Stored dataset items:
------------------------------

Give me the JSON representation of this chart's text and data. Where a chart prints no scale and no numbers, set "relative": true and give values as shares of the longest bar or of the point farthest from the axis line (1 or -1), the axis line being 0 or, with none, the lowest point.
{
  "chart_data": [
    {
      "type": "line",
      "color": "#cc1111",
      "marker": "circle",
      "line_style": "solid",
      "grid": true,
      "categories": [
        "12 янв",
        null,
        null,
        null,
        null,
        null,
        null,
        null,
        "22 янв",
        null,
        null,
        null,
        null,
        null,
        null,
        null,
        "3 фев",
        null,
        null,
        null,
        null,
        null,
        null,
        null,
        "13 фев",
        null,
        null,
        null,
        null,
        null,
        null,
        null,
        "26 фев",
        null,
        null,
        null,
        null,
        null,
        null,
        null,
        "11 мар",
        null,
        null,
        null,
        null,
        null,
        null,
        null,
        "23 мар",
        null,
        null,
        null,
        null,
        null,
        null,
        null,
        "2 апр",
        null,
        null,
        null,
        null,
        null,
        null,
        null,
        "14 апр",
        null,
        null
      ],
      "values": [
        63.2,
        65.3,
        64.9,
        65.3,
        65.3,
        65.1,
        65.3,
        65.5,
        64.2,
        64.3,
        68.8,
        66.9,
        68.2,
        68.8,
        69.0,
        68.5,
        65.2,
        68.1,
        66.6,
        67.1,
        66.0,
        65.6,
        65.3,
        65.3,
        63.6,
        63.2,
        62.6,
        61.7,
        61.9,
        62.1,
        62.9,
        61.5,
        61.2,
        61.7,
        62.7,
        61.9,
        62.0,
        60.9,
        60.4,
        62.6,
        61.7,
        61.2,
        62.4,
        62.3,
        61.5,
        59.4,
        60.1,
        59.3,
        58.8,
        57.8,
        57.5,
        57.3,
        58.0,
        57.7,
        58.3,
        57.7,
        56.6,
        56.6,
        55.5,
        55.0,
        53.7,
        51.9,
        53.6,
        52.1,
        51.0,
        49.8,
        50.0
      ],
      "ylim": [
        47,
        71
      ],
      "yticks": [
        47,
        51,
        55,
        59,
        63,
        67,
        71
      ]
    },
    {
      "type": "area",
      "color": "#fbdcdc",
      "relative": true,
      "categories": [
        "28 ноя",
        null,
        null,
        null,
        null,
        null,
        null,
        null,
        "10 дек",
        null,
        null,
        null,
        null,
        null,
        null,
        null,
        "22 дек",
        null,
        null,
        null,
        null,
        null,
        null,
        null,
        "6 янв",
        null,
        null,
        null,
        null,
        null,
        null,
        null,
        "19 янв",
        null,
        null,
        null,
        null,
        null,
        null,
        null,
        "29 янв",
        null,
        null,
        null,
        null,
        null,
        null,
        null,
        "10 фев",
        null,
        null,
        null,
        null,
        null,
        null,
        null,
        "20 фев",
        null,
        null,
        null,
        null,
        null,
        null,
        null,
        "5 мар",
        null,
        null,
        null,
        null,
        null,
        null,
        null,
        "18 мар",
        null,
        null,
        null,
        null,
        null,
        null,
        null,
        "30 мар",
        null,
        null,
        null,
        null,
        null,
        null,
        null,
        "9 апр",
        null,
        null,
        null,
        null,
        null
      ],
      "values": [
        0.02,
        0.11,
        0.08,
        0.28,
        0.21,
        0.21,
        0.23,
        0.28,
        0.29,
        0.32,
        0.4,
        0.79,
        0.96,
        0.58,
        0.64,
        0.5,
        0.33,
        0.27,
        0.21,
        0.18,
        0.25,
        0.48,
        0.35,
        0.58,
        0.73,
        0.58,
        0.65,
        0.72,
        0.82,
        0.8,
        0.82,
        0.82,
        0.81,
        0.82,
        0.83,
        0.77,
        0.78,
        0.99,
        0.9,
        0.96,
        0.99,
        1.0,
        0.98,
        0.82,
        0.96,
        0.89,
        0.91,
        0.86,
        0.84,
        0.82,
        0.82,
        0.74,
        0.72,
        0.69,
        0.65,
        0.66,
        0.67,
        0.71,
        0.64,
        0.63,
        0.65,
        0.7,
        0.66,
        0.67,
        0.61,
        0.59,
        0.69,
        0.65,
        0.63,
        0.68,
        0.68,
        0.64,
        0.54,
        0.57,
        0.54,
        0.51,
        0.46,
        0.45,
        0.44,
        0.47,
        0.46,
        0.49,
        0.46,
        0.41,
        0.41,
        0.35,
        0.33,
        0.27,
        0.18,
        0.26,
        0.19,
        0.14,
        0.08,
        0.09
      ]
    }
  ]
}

------------------------------

*What you have to do*:
Pick out each line above that includes "true" and show it.

*Solution to the exercise*:
Give me the JSON representation of this chart's text and data. Where a chart prints no scale and no numbers, set "relative": true and give values as shares of the longest bar or of the point farthest from the axis line (1 or -1), the axis line being 0 or, with none, the lowest point.
      "grid": true,
      "relative": true,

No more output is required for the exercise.